[begin INPUT ROWS]

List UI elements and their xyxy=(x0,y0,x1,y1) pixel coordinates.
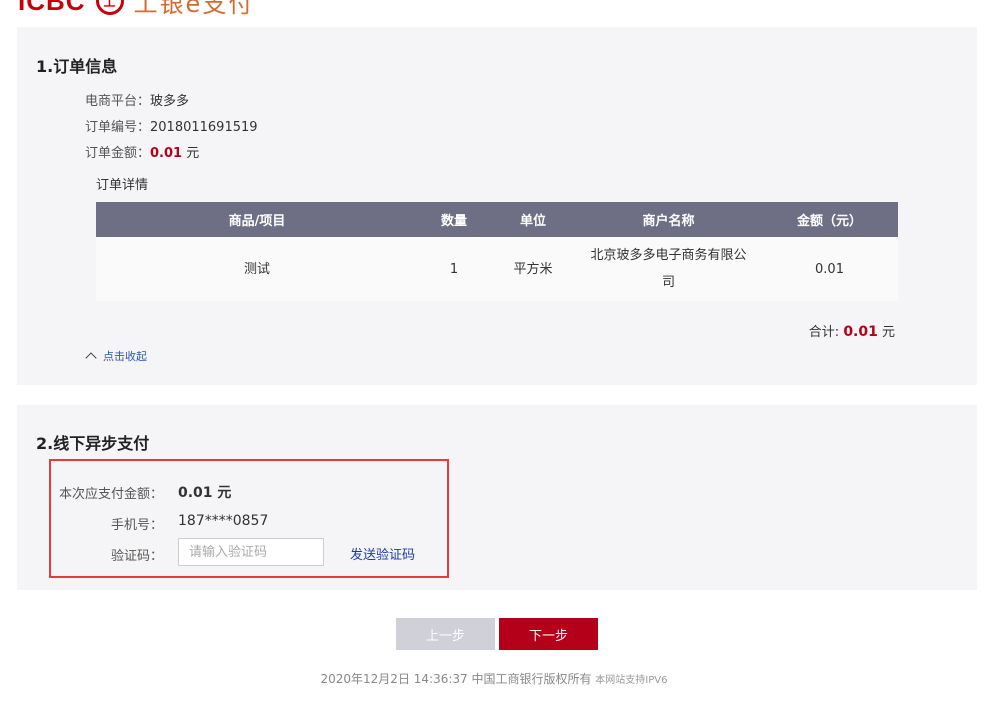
footer-ipv6: 本网站支持IPV6 xyxy=(595,675,668,686)
order-total: 合计: 0.01 元 xyxy=(809,321,895,340)
col-header-merchant: 商户名称 xyxy=(576,202,761,237)
phone-value: 187****0857 xyxy=(178,513,269,529)
cell-unit: 平方米 xyxy=(490,237,576,301)
verification-code-input[interactable] xyxy=(178,538,324,566)
pay-amount-value: 0.01 元 xyxy=(178,485,232,501)
collapse-label: 点击收起 xyxy=(103,350,147,363)
platform-value: 玻多多 xyxy=(150,94,190,109)
order-no-value: 2018011691519 xyxy=(150,120,258,135)
order-info-panel: 1.订单信息 电商平台：玻多多 订单编号：2018011691519 订单金额：… xyxy=(17,27,977,385)
payment-form-box: 本次应支付金额： 0.01 元 手机号： 187****0857 验证码： 发送… xyxy=(49,459,449,578)
brand-logo: ICBC 工 工银e支付 xyxy=(18,0,254,18)
pay-amount-label: 本次应支付金额： xyxy=(58,487,163,502)
platform-label: 电商平台： xyxy=(85,94,151,109)
col-header-amount: 金额（元） xyxy=(761,202,898,237)
send-code-link[interactable]: 发送验证码 xyxy=(350,544,415,563)
next-step-button[interactable]: 下一步 xyxy=(499,618,598,650)
cell-merchant: 北京玻多多电子商务有限公司 xyxy=(576,237,761,301)
cell-item: 测试 xyxy=(96,237,418,301)
col-header-item: 商品/项目 xyxy=(96,202,418,237)
order-detail-title: 订单详情 xyxy=(96,178,149,193)
code-label: 验证码： xyxy=(110,549,163,564)
icbc-logo-icon: 工 xyxy=(95,0,124,15)
total-label: 合计: xyxy=(808,325,844,340)
col-header-unit: 单位 xyxy=(490,202,576,237)
order-detail-table: 商品/项目 数量 单位 商户名称 金额（元） 测试 1 平方米 北京玻多多电子商… xyxy=(96,202,898,301)
col-header-quantity: 数量 xyxy=(418,202,490,237)
prev-step-button[interactable]: 上一步 xyxy=(396,618,495,650)
chevron-up-icon xyxy=(85,352,97,364)
total-unit: 元 xyxy=(877,325,895,340)
order-amount-row: 订单金额：0.01 元 xyxy=(85,142,199,161)
payment-title: 2.线下异步支付 xyxy=(36,434,150,453)
table-row: 测试 1 平方米 北京玻多多电子商务有限公司 0.01 xyxy=(96,237,898,301)
order-info-title: 1.订单信息 xyxy=(36,57,118,76)
collapse-toggle[interactable]: 点击收起 xyxy=(85,348,147,364)
footer-copyright: 2020年12月2日 14:36:37 中国工商银行版权所有 xyxy=(320,672,592,686)
payment-panel: 2.线下异步支付 本次应支付金额： 0.01 元 手机号： 187****085… xyxy=(17,405,977,590)
platform-row: 电商平台：玻多多 xyxy=(85,90,189,109)
order-amount-label: 订单金额： xyxy=(85,146,151,161)
logo-text: ICBC xyxy=(18,0,86,16)
cell-amount: 0.01 xyxy=(761,237,898,301)
logo-cn-text: 工银e支付 xyxy=(133,0,255,18)
total-value: 0.01 xyxy=(843,324,878,340)
table-header-row: 商品/项目 数量 单位 商户名称 金额（元） xyxy=(96,202,898,237)
order-no-label: 订单编号： xyxy=(85,120,151,135)
order-no-row: 订单编号：2018011691519 xyxy=(85,116,258,135)
footer: 2020年12月2日 14:36:37 中国工商银行版权所有 本网站支持IPV6 xyxy=(0,670,988,687)
order-amount-value: 0.01 xyxy=(150,146,183,161)
cell-quantity: 1 xyxy=(418,237,490,301)
phone-label: 手机号： xyxy=(110,518,163,533)
order-amount-unit: 元 xyxy=(182,146,200,161)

[end INPUT ROWS]

BRIEF
Return every line in the listing above that contains the string "订单编号", matching case exactly.

ANSWER BELOW
order-info-panel: 1.订单信息 电商平台：玻多多 订单编号：2018011691519 订单金额：… xyxy=(17,27,977,385)
order-no-label: 订单编号： xyxy=(85,120,151,135)
order-no-row: 订单编号：2018011691519 xyxy=(85,116,258,135)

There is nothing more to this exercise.